Document excerpt:
* * * *

On another note, maybe i'm just giving myself too much credit, I believe myself to be very good sexually. I am very open and willing to try new things (like I mentioned earlier, the toys and lingerie - my ideas). 

And we have talked about this several times, like really put everything out on the table, and it always ends the same: It seems like we worked everything out and that we are going to start trying, we both feel better, we tend to have sex that day/night and maybe another day or two after, then nothing. 

It's heartbreaking. He just does not seem to want me at all anymore. He always tells me how pretty I am and that my son and I are the most important people in his life, but he just has no sexual interest in me. I love him SO much, but I will not live out the rest of my life not having sex. Sex is NOT the most important thing in a relationship and I don't necessarily care to have sex daily, but I am not clueless. If he never wants to have sex with me and i've about given up from being shot down repeatedly, how do we make this relationship continue a lifetime? Again, i'm only 25... This shouldn't be the end of my sexual life, you know?


----------



## Just1Man (Dec 9, 2010)

abouttogiveup said:


> I understand that not being in the mood happens, but not being in the mood EVER?? We are only 25 years old...


I'm almost 41 and I am in the mood ALL THE TIME. We are in opposite situations. My wife is the one not in the mood. This is like some sick game nature plays on the human race. Are there any people out there that have equal sex drives ?? Oh wait, they would not come here cause they don't have problems. Answered my own question.


----------



## SunnyT (Jun 22, 2011)

H and I have equal sex drives.... we are both HD, and we are thankful and deliriously happy about having found someone who matches! So, yes... it does happen. It's not either of ours' first marriage, and we've btdt, so we GET how important and awesome this is.

* * * *

Supplied data:
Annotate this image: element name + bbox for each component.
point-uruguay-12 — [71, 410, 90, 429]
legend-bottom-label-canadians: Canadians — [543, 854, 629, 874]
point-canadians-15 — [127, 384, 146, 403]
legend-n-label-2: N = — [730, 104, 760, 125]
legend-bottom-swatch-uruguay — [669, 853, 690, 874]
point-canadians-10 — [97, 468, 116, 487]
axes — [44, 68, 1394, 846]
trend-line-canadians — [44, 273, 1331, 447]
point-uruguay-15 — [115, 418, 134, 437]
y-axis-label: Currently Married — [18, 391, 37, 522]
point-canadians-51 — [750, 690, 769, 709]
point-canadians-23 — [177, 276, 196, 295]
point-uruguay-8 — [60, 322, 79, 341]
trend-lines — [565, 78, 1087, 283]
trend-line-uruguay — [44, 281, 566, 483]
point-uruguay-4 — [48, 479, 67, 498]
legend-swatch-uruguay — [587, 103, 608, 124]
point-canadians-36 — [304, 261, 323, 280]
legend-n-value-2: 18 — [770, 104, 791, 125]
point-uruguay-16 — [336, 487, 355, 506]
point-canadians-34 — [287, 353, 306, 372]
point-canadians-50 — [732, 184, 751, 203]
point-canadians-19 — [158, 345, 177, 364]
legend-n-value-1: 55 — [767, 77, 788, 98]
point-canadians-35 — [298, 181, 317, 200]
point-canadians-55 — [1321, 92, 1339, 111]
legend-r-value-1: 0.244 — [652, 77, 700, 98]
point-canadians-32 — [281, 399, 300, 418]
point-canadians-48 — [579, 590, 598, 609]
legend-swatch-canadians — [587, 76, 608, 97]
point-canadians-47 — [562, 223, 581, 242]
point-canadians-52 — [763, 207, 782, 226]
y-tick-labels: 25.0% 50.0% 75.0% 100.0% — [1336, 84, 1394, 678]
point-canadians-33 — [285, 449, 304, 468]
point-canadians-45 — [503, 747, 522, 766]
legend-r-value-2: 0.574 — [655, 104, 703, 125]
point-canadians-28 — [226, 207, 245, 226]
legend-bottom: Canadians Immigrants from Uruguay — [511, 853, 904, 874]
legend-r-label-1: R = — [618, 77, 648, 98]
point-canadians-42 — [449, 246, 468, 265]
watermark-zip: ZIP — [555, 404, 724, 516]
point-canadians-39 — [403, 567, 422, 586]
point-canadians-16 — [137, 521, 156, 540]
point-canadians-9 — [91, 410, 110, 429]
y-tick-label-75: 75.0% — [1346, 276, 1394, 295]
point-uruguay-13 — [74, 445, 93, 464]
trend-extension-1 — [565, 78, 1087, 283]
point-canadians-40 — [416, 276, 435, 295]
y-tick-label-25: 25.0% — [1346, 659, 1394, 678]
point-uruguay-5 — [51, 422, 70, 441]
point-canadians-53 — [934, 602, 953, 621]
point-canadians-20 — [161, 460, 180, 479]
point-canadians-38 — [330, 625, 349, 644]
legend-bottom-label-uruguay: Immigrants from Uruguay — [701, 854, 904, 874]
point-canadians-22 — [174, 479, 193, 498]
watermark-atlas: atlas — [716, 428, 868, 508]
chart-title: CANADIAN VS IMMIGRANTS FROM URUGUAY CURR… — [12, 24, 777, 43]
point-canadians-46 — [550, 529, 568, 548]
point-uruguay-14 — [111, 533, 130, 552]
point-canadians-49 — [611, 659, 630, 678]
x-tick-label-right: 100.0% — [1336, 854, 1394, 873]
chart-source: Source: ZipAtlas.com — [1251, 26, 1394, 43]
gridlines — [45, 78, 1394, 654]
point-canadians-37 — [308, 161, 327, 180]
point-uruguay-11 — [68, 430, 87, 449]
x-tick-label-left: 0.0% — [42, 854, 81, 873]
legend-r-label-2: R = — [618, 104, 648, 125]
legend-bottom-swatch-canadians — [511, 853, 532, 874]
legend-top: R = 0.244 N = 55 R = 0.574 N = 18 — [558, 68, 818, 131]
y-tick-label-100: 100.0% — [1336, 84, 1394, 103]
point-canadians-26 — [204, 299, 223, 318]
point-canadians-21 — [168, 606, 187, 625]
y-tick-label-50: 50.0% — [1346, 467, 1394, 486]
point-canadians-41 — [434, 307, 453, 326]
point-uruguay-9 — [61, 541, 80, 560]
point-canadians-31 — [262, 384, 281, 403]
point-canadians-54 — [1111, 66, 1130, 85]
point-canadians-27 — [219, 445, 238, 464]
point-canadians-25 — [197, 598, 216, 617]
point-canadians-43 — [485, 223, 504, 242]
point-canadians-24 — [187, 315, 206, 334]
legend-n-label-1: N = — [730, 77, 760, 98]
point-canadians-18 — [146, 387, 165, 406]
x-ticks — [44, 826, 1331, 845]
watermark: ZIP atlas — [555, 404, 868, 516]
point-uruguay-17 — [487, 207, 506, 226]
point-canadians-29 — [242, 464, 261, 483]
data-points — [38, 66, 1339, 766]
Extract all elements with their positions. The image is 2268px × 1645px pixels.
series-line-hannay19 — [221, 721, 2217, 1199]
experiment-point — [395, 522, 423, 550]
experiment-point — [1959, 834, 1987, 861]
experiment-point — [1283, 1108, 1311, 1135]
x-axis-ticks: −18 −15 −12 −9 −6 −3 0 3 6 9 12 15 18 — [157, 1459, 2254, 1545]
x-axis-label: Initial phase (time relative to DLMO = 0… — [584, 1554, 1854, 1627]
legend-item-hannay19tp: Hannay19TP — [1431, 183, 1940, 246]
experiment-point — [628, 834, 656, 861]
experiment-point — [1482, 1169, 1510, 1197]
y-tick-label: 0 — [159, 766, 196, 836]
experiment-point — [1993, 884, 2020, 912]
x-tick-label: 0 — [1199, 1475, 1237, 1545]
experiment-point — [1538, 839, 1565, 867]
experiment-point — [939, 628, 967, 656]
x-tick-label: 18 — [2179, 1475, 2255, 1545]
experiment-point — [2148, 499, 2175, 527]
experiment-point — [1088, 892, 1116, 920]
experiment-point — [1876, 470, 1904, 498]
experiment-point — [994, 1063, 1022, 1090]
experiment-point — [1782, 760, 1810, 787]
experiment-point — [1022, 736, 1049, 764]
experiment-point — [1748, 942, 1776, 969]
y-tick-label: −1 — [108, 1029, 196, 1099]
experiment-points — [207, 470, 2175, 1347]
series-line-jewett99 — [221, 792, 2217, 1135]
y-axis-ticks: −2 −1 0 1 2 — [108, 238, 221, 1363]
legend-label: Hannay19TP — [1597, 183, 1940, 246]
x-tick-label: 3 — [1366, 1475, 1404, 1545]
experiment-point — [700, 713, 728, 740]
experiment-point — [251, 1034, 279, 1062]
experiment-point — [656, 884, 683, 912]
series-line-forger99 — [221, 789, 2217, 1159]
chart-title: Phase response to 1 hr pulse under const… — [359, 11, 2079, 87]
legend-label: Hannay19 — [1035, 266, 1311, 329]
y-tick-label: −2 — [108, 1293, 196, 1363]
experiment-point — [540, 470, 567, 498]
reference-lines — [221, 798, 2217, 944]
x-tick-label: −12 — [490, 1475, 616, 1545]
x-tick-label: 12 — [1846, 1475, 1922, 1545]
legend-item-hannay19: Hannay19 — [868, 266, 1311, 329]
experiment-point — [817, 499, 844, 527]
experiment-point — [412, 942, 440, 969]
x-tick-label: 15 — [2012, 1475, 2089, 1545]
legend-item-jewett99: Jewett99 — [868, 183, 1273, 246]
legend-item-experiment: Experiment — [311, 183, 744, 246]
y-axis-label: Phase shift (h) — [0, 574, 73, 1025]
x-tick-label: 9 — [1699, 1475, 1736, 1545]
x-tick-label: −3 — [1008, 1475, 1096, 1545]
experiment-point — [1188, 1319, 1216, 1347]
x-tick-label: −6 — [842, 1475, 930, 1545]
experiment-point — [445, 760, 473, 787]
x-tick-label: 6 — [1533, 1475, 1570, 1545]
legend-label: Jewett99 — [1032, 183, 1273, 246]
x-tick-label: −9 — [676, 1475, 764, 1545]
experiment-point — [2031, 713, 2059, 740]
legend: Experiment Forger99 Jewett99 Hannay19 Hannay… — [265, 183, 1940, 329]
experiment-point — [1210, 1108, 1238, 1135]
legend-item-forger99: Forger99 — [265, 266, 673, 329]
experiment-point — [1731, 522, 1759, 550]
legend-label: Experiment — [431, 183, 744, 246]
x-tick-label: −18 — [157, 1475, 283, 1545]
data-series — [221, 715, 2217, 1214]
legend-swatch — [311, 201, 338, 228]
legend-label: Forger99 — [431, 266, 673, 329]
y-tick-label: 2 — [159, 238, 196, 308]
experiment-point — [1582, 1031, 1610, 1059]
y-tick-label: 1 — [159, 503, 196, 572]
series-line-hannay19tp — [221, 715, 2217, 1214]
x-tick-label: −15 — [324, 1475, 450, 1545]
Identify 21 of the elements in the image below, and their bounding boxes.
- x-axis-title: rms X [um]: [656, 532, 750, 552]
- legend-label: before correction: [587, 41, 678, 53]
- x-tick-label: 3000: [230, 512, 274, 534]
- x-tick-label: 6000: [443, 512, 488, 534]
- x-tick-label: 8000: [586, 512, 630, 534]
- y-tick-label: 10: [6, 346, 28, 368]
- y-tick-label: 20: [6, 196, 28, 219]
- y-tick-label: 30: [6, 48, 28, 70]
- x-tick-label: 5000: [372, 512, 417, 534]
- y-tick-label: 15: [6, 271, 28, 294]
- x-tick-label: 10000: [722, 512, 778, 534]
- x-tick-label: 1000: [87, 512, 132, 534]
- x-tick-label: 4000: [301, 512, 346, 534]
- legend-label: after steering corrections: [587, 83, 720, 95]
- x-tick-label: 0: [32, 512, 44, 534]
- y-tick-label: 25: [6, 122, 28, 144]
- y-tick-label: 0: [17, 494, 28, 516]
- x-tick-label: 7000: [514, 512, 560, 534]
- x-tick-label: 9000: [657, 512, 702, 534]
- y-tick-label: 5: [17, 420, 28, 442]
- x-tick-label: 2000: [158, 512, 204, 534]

* * * *

In the forum thread, begin at the words "I'm almost 41" and stop after "awesome this is.", and write that passage out again with "sex drives" changed to "libidos".

I'm almost 41 and I am in the mood ALL THE TIME. We are in opposite situations. My wife is the one not in the mood. This is like some sick game nature plays on the human race. Are there any people out there that have equal libidos ?? Oh wait, they would not come here cause they don't have problems. Answered my own question.


----------



## SunnyT (Jun 22, 2011)

H and I have equal libidos.... we are both HD, and we are thankful and deliriously happy about having found someone who matches! So, yes... it does happen. It's not either of ours' first marriage, and we've btdt, so we GET how important and awesome this is.